**CHALLENGE:** Print each of the entries exactly, leaving nothing out.
—————
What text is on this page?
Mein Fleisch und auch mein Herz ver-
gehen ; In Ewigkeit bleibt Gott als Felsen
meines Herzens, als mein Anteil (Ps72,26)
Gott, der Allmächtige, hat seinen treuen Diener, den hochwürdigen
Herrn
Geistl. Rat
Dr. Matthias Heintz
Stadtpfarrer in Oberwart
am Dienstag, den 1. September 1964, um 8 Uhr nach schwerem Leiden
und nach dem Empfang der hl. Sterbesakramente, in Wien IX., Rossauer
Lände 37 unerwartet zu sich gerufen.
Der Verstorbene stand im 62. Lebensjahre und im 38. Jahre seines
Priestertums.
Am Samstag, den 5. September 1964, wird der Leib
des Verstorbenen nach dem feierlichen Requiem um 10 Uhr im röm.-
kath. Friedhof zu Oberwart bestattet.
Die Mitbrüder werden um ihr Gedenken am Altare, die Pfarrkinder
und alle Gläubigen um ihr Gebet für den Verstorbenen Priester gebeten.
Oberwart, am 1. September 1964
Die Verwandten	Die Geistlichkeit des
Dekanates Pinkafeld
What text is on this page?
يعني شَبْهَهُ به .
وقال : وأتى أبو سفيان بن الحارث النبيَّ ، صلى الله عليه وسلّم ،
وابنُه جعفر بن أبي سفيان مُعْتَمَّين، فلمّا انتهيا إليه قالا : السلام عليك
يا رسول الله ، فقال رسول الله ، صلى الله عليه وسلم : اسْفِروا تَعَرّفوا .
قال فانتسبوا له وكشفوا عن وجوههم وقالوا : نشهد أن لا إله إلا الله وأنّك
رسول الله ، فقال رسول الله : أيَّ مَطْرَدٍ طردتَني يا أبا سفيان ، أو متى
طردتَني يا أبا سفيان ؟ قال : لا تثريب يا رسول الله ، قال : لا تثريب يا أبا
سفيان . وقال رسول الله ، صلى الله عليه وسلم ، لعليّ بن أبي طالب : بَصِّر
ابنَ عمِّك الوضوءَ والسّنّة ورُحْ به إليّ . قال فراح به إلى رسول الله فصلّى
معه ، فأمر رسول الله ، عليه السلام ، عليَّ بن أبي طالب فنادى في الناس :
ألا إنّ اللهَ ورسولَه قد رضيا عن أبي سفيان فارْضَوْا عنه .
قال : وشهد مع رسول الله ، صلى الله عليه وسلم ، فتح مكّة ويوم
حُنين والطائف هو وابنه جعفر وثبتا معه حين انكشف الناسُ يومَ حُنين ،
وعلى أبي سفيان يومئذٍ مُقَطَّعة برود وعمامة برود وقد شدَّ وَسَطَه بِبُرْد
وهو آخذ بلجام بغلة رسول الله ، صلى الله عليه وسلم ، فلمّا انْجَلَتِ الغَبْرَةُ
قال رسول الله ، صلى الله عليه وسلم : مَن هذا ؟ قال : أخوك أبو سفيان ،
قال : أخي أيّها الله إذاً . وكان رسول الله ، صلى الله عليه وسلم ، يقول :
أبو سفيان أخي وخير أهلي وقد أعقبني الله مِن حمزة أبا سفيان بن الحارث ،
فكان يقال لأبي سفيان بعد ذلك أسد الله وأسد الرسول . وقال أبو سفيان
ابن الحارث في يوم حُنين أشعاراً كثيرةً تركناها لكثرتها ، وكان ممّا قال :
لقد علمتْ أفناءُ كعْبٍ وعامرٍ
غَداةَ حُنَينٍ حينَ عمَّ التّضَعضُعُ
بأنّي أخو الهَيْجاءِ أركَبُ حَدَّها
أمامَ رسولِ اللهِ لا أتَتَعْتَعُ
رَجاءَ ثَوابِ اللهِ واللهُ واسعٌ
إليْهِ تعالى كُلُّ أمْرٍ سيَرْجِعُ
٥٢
—————
**TASK RESULT:**
What text is on this page?
Mein Fleisch und auch mein Herz ver-
gehen ; In Ewigkeit bleibt Gott als Felsen
meines Herzens, als mein Anteil (Ps72,26)
Gott, der Allmächtige, hat seinen treuen Diener, den hochwürdigen
Herrn
Geistl. Rat
Dr. Matthias Heintz
Stadtpfarrer in Oberwart
am Dienstag, den 1. September 1964, um 8 Uhr nach schwerem Leiden
und nach dem Empfang der hl. Sterbesakramente, in Wien IX., Rossauer
Lände 37 unerwartet zu sich gerufen.
Der Verstorbene stand im 62. Lebensjahre und im 38. Jahre seines
Priestertums.
Am Samstag, den 5. September 1964, wird der Leib
des Verstorbenen nach dem feierlichen Requiem um 10 Uhr im röm.-
kath. Friedhof zu Oberwart bestattet.
Die Mitbrüder werden um ihr Gedenken am Altare, die Pfarrkinder
und alle Gläubigen um ihr Gebet für den Verstorbenen Priester gebeten.
Oberwart, am 1. September 1964
Die Verwandten	Die Geistlichkeit des
Dekanates Pinkafeld
What text is on this page?
يعني شَبْهَهُ به .
وقال : وأتى أبو سفيان بن الحارث النبيَّ ، صلى الله عليه وسلّم ،
وابنُه جعفر بن أبي سفيان مُعْتَمَّين، فلمّا انتهيا إليه قالا : السلام عليك
يا رسول الله ، فقال رسول الله ، صلى الله عليه وسلم : اسْفِروا تَعَرّفوا .
قال فانتسبوا له وكشفوا عن وجوههم وقالوا : نشهد أن لا إله إلا الله وأنّك
رسول الله ، فقال رسول الله : أيَّ مَطْرَدٍ طردتَني يا أبا سفيان ، أو متى
طردتَني يا أبا سفيان ؟ قال : لا تثريب يا رسول الله ، قال : لا تثريب يا أبا
سفيان . وقال رسول الله ، صلى الله عليه وسلم ، لعليّ بن أبي طالب : بَصِّر
ابنَ عمِّك الوضوءَ والسّنّة ورُحْ به إليّ . قال فراح به إلى رسول الله فصلّى
معه ، فأمر رسول الله ، عليه السلام ، عليَّ بن أبي طالب فنادى في الناس :
ألا إنّ اللهَ ورسولَه قد رضيا عن أبي سفيان فارْضَوْا عنه .
قال : وشهد مع رسول الله ، صلى الله عليه وسلم ، فتح مكّة ويوم
حُنين والطائف هو وابنه جعفر وثبتا معه حين انكشف الناسُ يومَ حُنين ،
وعلى أبي سفيان يومئذٍ مُقَطَّعة برود وعمامة برود وقد شدَّ وَسَطَه بِبُرْد
وهو آخذ بلجام بغلة رسول الله ، صلى الله عليه وسلم ، فلمّا انْجَلَتِ الغَبْرَةُ
قال رسول الله ، صلى الله عليه وسلم : مَن هذا ؟ قال : أخوك أبو سفيان ،
قال : أخي أيّها الله إذاً . وكان رسول الله ، صلى الله عليه وسلم ، يقول :
أبو سفيان أخي وخير أهلي وقد أعقبني الله مِن حمزة أبا سفيان بن الحارث ،
فكان يقال لأبي سفيان بعد ذلك أسد الله وأسد الرسول . وقال أبو سفيان
ابن الحارث في يوم حُنين أشعاراً كثيرةً تركناها لكثرتها ، وكان ممّا قال :
لقد علمتْ أفناءُ كعْبٍ وعامرٍ
غَداةَ حُنَينٍ حينَ عمَّ التّضَعضُعُ
بأنّي أخو الهَيْجاءِ أركَبُ حَدَّها
أمامَ رسولِ اللهِ لا أتَتَعْتَعُ
رَجاءَ ثَوابِ اللهِ واللهُ واسعٌ
إليْهِ تعالى كُلُّ أمْرٍ سيَرْجِعُ
٥٢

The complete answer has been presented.